------ DATA FOR THIS EXERCISE ------

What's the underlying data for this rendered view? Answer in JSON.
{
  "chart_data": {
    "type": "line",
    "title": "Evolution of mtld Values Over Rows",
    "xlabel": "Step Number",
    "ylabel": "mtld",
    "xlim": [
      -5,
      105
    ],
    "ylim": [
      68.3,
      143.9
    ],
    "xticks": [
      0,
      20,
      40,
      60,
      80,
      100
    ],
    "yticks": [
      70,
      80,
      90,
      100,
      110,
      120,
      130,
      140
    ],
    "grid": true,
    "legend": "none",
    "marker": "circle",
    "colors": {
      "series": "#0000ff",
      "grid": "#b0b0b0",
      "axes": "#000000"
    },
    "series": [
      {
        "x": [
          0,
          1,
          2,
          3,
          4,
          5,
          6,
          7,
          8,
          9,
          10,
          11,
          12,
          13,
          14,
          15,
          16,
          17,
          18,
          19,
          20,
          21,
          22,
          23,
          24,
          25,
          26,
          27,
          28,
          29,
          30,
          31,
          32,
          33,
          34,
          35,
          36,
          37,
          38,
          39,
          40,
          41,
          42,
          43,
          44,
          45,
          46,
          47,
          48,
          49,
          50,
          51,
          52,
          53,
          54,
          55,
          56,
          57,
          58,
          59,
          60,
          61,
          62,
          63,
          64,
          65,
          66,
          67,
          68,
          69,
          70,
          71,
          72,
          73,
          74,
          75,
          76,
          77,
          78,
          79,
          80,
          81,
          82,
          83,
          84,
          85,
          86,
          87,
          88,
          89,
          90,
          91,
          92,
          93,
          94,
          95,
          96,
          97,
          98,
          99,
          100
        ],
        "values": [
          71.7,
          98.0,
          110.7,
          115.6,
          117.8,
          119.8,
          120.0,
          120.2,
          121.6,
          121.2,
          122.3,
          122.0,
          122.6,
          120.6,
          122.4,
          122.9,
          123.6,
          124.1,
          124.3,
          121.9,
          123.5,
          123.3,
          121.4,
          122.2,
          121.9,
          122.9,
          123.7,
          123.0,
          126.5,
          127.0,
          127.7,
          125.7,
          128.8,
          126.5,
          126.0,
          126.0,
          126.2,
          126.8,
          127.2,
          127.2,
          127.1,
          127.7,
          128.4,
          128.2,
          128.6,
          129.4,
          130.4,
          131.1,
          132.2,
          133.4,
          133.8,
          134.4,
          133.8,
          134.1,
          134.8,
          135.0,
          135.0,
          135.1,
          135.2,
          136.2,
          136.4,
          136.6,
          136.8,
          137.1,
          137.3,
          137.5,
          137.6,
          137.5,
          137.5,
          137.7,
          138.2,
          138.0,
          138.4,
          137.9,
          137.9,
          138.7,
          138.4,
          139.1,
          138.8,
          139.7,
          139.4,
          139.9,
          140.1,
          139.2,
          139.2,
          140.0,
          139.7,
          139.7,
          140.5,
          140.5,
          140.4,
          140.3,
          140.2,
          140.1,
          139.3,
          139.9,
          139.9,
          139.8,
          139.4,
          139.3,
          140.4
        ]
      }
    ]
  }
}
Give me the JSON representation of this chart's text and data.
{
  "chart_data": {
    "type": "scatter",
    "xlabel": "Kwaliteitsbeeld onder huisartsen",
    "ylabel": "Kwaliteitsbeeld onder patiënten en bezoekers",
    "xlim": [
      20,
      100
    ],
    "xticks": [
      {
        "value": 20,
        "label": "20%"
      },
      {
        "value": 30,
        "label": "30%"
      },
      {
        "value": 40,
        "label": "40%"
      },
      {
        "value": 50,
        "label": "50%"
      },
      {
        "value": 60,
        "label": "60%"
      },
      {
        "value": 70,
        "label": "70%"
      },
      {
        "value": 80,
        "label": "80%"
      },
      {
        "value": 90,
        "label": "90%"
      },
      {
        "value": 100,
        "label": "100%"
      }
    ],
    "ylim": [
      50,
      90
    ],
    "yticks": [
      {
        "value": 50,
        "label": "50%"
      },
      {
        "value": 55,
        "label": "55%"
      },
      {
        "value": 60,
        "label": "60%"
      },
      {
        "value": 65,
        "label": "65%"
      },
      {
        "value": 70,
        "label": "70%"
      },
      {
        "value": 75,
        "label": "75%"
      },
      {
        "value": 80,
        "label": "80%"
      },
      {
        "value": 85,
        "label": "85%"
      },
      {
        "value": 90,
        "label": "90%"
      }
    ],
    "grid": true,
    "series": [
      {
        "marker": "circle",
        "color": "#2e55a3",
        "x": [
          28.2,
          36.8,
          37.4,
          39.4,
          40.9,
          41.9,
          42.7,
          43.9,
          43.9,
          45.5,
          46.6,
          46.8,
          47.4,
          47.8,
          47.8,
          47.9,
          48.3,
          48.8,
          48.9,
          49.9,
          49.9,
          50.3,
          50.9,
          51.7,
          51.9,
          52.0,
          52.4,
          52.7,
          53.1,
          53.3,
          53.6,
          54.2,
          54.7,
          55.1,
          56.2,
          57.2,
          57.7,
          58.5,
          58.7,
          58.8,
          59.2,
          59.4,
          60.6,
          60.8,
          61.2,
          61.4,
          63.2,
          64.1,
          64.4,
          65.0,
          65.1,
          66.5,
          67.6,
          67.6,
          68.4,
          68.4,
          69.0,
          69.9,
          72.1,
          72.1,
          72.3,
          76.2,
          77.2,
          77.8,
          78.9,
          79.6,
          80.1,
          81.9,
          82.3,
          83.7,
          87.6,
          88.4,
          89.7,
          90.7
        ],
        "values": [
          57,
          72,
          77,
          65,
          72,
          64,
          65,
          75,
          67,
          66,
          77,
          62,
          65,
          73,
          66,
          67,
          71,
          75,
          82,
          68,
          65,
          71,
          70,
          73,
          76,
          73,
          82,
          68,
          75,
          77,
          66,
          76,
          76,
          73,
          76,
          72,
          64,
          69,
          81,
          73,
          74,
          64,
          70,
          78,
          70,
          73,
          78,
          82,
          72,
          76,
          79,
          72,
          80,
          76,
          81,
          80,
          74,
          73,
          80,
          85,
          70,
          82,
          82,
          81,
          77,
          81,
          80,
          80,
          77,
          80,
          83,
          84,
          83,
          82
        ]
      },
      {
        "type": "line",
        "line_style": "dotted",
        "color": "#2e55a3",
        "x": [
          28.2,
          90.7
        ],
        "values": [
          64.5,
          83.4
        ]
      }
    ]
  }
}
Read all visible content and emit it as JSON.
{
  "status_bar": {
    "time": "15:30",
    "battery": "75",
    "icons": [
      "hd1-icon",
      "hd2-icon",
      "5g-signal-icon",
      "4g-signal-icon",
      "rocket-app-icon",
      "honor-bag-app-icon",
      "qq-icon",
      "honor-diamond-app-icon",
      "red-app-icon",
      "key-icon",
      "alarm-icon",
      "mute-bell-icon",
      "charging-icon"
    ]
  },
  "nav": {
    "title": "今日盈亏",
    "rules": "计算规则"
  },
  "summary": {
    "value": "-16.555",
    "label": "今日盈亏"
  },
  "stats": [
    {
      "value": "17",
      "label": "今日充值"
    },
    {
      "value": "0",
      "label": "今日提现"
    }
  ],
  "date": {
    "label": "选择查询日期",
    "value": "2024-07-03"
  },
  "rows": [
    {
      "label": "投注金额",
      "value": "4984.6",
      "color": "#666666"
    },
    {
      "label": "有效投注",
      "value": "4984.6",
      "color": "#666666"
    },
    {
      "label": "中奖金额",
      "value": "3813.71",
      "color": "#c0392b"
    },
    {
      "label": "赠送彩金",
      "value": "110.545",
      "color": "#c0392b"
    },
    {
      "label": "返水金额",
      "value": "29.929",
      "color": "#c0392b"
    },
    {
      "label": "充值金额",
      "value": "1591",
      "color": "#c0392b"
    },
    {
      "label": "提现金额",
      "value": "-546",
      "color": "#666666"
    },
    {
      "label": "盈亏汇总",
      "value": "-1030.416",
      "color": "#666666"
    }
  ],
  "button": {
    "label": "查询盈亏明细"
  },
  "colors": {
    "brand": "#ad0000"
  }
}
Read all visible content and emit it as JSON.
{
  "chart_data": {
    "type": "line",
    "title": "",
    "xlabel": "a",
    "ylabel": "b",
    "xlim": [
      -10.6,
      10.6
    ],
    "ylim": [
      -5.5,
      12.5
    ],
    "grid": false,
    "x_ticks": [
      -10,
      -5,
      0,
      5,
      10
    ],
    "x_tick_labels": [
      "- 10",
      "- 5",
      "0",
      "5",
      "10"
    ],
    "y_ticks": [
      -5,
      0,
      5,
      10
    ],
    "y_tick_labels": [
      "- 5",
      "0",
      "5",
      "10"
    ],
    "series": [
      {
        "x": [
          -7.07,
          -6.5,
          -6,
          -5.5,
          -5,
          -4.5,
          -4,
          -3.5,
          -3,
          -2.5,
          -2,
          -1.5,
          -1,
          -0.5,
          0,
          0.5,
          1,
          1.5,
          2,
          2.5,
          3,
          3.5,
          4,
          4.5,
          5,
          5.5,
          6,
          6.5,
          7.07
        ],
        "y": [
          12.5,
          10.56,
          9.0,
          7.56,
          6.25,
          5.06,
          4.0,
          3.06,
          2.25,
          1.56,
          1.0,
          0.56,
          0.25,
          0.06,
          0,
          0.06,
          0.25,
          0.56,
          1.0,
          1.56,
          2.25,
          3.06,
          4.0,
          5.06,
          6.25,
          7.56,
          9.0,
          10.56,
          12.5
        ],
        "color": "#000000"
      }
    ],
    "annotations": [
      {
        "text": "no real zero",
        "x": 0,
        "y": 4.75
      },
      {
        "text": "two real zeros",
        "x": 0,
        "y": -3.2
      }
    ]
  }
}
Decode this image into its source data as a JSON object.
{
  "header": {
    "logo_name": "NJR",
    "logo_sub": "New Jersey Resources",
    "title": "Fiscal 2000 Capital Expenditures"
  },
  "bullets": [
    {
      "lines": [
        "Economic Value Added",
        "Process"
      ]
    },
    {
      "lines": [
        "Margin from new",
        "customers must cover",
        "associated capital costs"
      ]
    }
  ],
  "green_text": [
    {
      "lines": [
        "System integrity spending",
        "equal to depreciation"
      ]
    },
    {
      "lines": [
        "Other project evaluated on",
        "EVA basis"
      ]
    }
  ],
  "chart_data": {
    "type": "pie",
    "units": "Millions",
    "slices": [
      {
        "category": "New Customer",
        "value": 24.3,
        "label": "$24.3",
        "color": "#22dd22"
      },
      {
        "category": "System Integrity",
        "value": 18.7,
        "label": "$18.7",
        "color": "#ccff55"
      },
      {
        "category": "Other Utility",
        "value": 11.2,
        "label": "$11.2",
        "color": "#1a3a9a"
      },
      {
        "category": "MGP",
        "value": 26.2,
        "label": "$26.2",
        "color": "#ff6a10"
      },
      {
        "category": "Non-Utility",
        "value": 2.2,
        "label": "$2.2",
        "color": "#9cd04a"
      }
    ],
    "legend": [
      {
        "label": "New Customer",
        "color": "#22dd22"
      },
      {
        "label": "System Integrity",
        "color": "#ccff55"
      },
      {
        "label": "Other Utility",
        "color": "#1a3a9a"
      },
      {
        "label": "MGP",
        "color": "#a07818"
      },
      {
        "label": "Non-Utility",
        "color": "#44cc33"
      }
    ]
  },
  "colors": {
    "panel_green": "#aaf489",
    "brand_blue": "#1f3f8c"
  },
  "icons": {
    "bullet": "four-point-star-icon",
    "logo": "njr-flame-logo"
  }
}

------

## DIRECTION:
Extract from the data every line where "Other" shows up.

## REPLY TO THE TASK:
        "Other project evaluated on",
        "category": "Other Utility",
        "label": "Other Utility",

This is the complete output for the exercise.